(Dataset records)
# # # #

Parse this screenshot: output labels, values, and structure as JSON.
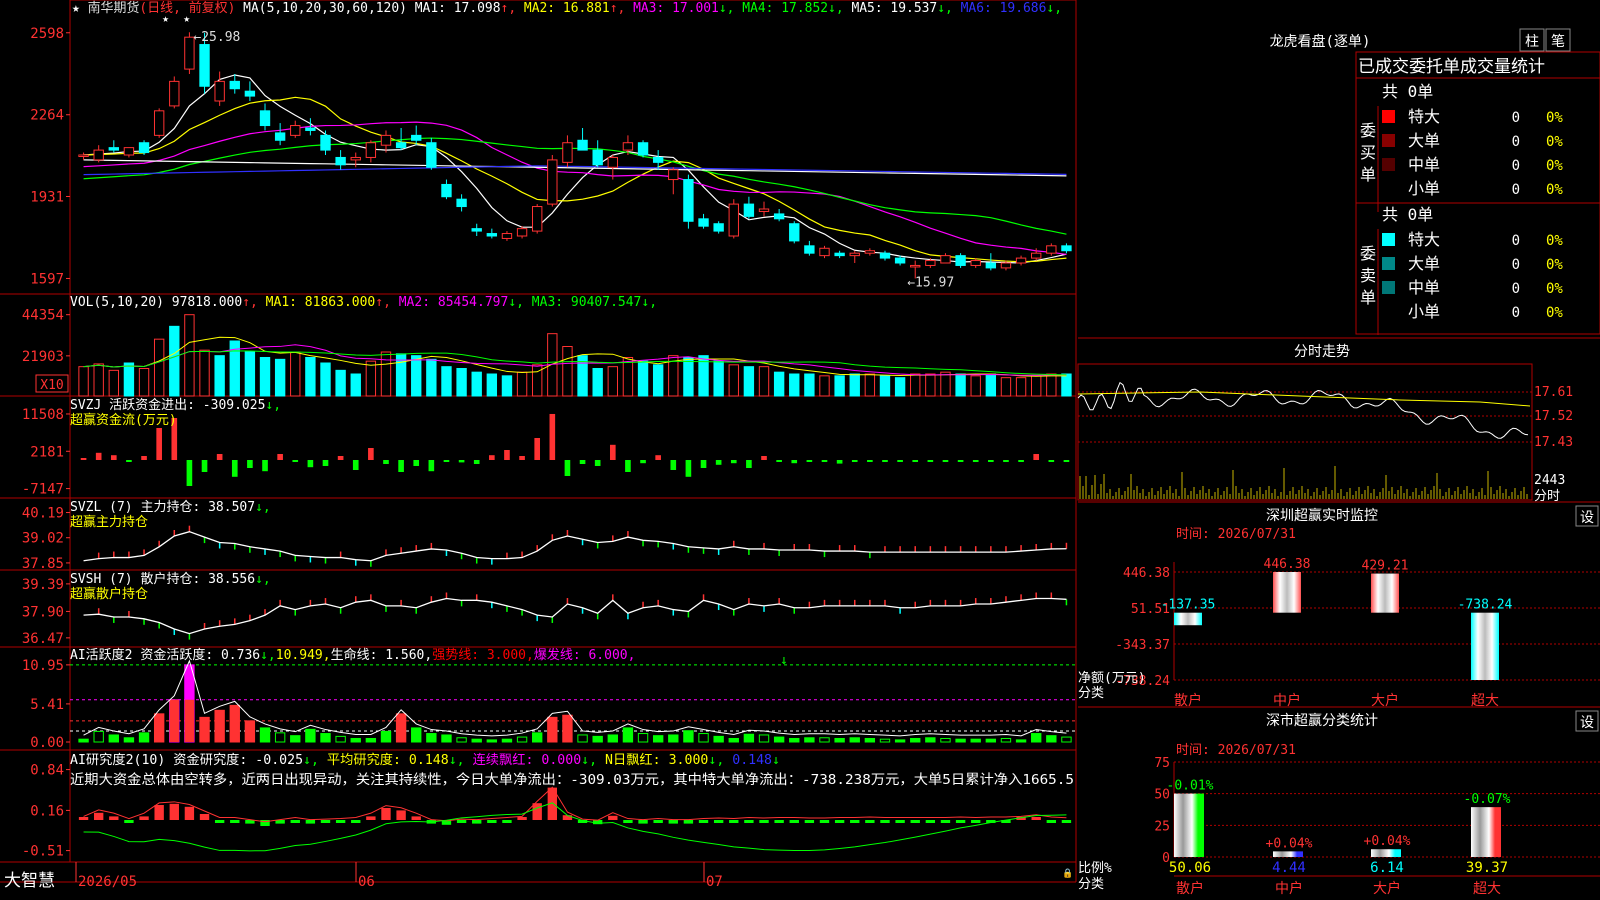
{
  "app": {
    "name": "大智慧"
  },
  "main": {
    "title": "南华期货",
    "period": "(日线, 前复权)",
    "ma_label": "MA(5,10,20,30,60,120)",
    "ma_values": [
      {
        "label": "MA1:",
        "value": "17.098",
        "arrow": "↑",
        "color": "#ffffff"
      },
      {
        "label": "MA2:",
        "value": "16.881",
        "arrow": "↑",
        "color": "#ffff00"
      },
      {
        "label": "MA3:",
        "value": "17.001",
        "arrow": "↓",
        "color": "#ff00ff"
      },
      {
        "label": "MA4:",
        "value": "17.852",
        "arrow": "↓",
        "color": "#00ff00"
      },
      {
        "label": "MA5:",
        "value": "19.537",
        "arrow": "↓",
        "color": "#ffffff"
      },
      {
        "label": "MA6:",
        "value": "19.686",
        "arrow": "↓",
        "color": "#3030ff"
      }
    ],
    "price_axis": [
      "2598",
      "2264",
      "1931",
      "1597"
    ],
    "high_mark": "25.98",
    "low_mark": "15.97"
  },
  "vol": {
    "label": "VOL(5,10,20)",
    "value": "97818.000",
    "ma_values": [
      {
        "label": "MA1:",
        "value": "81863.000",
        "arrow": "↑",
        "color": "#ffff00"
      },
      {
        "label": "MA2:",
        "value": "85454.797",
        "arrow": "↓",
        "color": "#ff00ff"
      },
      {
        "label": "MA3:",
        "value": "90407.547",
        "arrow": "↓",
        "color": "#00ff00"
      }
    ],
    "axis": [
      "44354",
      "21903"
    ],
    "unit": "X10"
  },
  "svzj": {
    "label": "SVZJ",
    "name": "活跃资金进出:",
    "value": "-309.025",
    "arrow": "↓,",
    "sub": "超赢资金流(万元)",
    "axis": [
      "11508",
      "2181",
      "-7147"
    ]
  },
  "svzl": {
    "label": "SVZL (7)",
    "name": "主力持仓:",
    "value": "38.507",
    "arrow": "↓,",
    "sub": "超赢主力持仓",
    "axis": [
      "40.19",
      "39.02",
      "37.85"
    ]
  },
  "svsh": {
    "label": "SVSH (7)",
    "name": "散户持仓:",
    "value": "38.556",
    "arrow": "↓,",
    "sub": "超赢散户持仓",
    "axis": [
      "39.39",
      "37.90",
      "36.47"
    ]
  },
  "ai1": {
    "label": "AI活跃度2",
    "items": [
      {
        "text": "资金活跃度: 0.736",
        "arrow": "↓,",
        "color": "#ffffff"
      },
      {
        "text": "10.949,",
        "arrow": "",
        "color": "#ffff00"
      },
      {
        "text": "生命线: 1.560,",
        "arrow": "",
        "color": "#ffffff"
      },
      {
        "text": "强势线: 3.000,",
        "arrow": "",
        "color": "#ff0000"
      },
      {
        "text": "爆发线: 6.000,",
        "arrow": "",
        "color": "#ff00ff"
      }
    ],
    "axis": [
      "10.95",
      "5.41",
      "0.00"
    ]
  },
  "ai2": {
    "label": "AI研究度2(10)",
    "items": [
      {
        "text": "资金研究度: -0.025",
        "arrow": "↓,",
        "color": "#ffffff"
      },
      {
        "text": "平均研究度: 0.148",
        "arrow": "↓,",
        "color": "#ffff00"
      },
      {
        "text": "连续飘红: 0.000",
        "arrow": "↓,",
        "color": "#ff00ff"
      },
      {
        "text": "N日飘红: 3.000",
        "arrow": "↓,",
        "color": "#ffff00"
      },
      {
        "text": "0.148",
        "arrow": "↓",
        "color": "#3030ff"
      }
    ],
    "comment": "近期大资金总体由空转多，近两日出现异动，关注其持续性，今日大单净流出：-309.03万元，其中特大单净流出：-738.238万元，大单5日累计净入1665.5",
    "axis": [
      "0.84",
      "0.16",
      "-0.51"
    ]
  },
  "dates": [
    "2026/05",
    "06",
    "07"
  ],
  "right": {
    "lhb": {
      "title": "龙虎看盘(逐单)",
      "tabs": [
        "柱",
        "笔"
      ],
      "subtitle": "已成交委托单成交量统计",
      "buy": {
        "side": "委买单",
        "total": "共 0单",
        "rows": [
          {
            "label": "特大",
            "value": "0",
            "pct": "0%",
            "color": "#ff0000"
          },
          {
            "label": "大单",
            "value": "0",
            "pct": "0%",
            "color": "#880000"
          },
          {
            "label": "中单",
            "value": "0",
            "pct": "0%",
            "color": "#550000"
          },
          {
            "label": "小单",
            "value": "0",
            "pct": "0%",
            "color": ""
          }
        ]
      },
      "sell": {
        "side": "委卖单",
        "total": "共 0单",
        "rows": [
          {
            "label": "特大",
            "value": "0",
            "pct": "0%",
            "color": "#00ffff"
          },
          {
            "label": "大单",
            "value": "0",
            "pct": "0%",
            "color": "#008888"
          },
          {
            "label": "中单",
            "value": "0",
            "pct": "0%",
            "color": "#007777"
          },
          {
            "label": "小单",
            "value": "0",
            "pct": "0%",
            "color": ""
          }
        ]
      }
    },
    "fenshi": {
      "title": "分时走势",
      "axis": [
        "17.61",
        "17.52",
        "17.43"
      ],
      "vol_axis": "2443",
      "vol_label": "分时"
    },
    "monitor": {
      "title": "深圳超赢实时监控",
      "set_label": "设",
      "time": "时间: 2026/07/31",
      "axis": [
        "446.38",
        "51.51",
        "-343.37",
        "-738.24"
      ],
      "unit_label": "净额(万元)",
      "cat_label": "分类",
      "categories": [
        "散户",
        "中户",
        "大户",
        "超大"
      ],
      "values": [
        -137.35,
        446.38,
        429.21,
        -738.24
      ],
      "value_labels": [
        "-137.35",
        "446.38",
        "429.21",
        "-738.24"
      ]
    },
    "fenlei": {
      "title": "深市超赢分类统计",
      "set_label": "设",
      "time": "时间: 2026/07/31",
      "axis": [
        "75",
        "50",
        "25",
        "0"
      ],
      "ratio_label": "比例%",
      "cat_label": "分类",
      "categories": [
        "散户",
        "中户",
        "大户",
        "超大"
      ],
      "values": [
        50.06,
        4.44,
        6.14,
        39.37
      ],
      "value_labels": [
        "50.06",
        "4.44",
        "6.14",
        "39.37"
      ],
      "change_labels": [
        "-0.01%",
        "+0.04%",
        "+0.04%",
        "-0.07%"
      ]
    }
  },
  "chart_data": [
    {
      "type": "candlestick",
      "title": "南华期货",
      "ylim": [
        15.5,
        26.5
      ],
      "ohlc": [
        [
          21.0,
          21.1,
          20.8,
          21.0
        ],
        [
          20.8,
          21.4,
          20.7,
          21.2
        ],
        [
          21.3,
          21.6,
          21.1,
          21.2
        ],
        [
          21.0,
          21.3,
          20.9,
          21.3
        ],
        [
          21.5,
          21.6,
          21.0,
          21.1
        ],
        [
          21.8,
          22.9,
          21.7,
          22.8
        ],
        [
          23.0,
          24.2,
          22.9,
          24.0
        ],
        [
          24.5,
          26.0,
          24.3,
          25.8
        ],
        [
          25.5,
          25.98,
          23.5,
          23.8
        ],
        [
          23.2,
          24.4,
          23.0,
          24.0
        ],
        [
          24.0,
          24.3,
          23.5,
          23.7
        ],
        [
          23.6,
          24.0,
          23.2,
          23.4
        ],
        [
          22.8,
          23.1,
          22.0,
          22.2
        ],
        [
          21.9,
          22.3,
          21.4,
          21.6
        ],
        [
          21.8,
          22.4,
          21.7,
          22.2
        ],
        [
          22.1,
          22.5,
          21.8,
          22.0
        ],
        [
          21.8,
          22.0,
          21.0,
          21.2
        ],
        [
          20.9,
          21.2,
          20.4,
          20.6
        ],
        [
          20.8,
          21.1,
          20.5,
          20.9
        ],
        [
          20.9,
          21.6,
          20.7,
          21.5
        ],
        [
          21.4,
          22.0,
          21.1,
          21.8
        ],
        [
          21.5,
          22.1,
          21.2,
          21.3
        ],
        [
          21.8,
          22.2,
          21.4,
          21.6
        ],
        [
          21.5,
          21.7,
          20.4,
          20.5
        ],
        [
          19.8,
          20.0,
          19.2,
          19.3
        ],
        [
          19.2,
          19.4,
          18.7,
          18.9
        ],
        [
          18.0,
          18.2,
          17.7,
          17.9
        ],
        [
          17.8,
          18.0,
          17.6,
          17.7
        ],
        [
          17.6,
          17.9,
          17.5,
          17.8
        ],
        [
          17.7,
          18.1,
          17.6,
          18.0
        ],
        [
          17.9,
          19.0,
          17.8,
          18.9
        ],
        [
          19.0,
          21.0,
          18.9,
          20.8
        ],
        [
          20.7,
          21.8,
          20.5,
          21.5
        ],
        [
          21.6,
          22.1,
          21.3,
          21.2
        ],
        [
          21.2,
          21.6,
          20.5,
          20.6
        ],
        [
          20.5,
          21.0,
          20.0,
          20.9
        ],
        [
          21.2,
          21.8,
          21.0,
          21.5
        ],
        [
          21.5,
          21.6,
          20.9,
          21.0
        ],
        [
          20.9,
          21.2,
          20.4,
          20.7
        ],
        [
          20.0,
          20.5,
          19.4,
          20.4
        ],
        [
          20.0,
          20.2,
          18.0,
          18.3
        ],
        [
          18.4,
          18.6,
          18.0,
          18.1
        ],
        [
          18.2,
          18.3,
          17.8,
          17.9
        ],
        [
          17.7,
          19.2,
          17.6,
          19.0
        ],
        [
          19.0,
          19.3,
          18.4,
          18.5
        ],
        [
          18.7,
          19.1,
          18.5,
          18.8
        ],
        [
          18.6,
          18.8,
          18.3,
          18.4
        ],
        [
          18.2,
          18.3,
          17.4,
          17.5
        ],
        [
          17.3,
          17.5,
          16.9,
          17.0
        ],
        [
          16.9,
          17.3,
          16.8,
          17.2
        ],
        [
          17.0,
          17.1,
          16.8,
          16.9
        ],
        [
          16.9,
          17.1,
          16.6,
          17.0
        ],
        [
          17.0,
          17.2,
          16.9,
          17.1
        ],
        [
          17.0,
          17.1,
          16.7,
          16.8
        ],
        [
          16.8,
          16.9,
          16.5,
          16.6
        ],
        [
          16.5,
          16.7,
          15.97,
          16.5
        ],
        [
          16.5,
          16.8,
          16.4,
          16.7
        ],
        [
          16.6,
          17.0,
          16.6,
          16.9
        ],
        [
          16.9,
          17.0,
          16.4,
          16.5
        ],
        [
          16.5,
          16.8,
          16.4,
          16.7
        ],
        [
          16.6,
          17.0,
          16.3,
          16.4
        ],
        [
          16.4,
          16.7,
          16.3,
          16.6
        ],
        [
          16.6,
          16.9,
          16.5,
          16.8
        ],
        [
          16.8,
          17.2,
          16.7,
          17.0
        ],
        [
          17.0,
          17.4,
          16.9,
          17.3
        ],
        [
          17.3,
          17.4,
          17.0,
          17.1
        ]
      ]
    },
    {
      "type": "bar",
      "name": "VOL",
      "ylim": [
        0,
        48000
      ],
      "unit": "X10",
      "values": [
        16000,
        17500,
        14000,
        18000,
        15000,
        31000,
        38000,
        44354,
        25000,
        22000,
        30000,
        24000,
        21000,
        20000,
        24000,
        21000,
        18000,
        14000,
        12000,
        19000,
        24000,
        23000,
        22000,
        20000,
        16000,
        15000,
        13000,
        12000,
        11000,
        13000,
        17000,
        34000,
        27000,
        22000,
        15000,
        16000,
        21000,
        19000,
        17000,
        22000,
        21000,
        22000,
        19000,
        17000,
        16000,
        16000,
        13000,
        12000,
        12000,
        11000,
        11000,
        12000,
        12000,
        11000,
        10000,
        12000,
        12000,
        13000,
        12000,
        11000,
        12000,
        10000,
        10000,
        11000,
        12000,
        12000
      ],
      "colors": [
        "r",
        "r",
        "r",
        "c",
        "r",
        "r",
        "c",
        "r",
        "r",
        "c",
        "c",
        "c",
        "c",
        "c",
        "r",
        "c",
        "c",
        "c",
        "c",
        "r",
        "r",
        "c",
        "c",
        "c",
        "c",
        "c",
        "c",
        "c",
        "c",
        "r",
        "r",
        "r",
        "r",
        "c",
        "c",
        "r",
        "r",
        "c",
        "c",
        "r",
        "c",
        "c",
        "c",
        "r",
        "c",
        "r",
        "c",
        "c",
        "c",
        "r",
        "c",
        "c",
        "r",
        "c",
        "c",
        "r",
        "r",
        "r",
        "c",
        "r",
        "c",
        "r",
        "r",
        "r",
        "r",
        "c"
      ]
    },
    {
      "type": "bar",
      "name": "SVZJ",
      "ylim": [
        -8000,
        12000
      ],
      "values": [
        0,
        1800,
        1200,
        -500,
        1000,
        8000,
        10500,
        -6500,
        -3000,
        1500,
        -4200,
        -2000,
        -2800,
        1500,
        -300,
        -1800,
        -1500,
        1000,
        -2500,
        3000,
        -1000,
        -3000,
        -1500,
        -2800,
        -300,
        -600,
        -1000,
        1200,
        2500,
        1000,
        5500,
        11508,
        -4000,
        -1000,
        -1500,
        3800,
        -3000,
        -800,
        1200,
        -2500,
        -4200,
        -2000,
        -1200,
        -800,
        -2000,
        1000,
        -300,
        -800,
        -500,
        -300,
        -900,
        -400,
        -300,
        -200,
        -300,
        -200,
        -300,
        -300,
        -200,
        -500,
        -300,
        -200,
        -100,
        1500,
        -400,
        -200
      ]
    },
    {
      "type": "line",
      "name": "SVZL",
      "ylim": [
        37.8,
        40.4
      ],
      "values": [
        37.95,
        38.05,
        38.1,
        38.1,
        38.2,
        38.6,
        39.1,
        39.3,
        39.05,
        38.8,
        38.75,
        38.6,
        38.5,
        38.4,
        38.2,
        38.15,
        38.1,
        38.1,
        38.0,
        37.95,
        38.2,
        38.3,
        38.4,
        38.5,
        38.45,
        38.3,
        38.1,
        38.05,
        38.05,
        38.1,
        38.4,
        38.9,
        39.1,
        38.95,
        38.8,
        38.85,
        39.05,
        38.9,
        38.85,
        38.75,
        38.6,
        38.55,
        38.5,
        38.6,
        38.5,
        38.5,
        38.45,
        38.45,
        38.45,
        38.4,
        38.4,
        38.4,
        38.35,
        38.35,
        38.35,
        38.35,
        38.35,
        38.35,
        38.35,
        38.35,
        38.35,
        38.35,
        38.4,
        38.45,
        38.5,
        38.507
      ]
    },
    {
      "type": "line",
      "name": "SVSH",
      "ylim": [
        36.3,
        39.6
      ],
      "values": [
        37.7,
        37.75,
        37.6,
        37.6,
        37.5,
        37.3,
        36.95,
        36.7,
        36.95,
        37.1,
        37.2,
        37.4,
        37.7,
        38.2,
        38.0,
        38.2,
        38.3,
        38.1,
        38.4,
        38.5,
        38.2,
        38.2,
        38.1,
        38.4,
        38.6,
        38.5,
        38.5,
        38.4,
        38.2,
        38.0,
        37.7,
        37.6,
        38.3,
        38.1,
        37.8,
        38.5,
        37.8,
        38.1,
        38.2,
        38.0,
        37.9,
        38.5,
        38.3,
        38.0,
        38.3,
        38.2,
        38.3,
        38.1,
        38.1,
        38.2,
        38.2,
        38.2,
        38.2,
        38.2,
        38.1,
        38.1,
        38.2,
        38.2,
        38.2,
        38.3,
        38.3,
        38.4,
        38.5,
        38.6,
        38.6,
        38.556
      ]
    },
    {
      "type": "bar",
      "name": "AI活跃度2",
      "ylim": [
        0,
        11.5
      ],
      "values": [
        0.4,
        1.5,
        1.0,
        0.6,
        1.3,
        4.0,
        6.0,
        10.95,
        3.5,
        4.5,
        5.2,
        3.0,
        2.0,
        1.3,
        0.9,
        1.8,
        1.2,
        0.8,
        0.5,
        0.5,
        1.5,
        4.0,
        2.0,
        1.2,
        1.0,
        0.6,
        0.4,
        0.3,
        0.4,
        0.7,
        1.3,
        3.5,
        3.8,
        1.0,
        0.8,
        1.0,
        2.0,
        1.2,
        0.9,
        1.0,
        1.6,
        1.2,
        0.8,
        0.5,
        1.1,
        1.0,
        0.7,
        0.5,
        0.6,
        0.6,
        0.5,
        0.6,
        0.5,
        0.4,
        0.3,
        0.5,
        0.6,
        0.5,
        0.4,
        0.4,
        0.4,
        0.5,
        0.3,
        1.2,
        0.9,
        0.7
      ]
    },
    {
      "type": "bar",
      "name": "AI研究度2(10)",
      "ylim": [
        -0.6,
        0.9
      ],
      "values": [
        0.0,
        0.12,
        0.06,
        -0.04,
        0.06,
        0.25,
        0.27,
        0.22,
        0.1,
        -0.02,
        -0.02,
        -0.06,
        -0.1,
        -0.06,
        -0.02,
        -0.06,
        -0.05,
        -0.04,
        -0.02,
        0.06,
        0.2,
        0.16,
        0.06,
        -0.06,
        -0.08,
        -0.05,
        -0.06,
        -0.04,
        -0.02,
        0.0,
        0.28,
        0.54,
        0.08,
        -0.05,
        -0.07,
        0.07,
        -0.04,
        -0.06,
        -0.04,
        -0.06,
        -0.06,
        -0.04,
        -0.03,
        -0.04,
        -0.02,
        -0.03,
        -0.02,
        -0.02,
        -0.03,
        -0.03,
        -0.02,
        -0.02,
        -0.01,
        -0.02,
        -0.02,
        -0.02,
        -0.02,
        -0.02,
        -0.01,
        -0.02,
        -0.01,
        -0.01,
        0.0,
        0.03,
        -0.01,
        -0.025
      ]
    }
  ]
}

# # # #

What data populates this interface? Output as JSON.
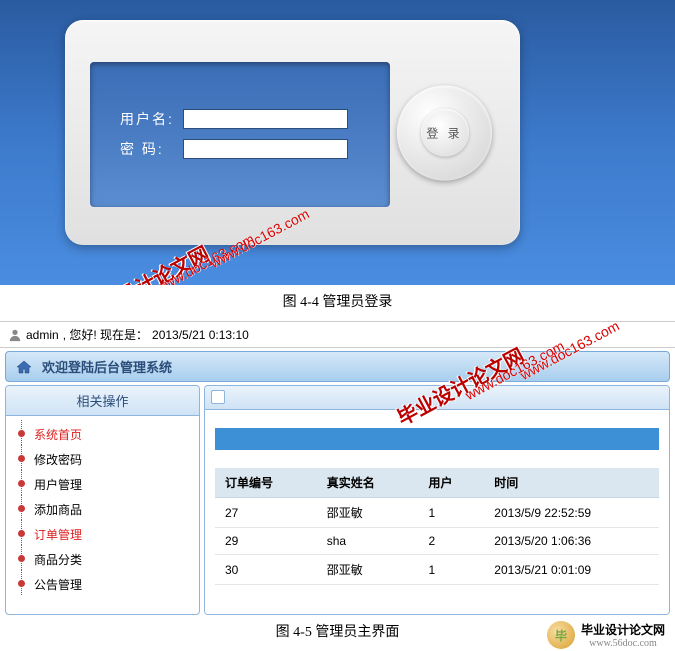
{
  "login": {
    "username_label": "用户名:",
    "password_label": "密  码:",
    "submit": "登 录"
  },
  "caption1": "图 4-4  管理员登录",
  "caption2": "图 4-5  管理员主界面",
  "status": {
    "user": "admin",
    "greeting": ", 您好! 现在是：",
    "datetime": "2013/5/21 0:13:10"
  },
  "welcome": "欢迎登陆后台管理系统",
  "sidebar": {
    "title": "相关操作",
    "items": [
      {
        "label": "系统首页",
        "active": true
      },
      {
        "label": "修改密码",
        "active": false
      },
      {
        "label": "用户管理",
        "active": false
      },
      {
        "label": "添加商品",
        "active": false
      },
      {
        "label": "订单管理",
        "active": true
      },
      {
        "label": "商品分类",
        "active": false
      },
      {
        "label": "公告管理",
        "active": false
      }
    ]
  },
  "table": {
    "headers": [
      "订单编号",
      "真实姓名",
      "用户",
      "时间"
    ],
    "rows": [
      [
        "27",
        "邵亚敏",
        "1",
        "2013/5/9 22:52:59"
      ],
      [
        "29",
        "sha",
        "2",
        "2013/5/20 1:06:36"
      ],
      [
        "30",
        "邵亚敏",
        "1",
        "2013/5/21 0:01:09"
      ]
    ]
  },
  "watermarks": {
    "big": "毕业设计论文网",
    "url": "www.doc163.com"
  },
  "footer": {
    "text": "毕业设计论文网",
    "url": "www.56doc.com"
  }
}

# # # #

* Exercise details *
Report how many lines in the entries hold the string "this". Nothing but the number is wanted.

* Exercise answer *
2